### Records for processing

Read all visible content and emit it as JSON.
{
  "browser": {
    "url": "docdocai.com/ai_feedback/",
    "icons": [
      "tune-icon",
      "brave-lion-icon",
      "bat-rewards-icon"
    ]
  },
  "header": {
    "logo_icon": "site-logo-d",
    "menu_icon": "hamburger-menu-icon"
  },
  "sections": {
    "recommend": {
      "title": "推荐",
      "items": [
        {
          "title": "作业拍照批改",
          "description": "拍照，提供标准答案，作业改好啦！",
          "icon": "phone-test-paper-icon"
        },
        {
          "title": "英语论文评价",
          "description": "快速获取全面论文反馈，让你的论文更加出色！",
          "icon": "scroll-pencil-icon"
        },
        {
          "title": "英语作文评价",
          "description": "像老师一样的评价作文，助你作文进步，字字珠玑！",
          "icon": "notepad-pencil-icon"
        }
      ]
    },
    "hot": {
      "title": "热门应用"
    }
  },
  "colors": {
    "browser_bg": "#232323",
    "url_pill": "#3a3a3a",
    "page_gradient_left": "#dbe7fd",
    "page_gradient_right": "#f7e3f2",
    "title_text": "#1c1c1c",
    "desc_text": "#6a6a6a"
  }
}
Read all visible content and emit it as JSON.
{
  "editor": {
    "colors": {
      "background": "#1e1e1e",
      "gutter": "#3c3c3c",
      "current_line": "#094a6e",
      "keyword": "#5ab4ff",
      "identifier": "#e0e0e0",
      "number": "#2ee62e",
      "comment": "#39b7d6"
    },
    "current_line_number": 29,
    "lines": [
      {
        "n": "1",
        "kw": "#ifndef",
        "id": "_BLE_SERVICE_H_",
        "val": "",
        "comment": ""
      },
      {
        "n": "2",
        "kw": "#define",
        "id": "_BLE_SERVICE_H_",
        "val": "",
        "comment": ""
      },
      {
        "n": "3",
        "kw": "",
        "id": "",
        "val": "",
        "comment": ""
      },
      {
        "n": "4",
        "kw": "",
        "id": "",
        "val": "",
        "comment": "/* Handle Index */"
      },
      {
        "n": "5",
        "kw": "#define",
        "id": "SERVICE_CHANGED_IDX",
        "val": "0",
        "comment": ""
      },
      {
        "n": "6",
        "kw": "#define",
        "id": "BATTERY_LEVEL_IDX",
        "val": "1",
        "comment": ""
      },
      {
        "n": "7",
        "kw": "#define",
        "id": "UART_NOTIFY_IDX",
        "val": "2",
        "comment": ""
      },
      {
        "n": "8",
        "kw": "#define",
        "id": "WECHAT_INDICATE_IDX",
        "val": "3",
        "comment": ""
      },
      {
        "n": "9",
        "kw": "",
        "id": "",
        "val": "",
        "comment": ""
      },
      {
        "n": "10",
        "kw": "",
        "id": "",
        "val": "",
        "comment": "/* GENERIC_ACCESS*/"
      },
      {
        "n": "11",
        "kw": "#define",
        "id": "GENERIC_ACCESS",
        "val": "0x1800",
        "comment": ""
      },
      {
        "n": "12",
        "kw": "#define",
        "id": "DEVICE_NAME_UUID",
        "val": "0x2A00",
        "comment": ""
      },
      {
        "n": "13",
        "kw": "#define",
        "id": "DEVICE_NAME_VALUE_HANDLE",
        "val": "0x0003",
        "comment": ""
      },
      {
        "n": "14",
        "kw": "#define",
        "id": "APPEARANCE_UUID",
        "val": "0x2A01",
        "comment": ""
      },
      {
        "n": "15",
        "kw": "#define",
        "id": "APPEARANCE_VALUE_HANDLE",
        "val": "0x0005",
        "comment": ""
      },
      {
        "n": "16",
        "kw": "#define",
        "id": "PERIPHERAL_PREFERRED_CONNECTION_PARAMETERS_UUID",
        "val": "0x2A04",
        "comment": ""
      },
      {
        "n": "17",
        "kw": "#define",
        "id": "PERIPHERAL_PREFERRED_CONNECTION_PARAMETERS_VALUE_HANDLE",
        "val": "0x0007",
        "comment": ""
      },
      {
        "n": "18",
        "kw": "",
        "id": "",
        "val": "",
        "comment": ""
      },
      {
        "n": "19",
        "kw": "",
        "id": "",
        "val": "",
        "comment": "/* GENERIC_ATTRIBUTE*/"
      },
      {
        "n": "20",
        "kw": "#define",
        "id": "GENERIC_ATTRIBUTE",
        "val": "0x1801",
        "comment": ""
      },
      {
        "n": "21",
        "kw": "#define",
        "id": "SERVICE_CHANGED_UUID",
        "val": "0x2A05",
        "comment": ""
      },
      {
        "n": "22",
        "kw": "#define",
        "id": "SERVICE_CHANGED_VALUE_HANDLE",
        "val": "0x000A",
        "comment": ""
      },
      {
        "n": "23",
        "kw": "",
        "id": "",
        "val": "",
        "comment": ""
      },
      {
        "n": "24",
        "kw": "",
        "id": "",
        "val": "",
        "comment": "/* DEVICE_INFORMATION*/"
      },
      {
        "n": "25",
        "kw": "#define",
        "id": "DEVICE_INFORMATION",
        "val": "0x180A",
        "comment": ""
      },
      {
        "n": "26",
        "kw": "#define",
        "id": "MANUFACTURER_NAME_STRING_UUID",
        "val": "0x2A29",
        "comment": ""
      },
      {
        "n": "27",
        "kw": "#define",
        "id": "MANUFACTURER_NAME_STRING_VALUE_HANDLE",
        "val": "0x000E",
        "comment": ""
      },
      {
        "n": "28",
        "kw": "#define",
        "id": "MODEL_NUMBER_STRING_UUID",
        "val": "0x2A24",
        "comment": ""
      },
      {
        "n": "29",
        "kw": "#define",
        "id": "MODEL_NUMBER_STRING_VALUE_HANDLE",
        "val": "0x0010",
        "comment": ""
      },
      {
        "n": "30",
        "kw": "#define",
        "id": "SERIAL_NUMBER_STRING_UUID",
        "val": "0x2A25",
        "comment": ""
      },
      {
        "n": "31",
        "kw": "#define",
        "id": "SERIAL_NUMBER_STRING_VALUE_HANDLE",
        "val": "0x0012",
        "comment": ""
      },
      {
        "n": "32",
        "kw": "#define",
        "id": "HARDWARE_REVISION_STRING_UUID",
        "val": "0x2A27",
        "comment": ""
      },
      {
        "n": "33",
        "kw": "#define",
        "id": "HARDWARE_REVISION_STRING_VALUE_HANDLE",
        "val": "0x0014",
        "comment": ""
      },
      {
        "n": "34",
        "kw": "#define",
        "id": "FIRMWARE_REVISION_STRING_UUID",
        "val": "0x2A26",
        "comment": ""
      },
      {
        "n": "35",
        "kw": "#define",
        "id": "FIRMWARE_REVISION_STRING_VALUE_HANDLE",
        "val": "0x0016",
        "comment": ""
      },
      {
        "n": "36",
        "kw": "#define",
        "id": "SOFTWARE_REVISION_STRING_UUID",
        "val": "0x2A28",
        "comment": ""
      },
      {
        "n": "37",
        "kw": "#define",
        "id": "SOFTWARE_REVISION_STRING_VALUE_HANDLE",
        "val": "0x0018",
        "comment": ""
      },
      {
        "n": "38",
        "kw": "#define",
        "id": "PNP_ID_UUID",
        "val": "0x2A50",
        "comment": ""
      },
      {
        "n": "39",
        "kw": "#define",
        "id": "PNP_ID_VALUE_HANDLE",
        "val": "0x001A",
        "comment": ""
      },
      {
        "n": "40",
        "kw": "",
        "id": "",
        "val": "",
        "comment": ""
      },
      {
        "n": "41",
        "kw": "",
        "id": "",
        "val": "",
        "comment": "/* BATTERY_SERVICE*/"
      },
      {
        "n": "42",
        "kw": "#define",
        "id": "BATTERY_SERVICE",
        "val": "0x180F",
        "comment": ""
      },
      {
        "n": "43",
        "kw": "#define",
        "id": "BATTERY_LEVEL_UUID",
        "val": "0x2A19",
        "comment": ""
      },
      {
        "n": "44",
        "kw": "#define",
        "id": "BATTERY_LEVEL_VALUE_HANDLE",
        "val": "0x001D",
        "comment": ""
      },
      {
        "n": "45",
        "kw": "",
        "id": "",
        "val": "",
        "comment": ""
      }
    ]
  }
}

######

Requirements: Your answer should be a single number: the count of lines in the listing that contain the word "description".

Expected answer: 3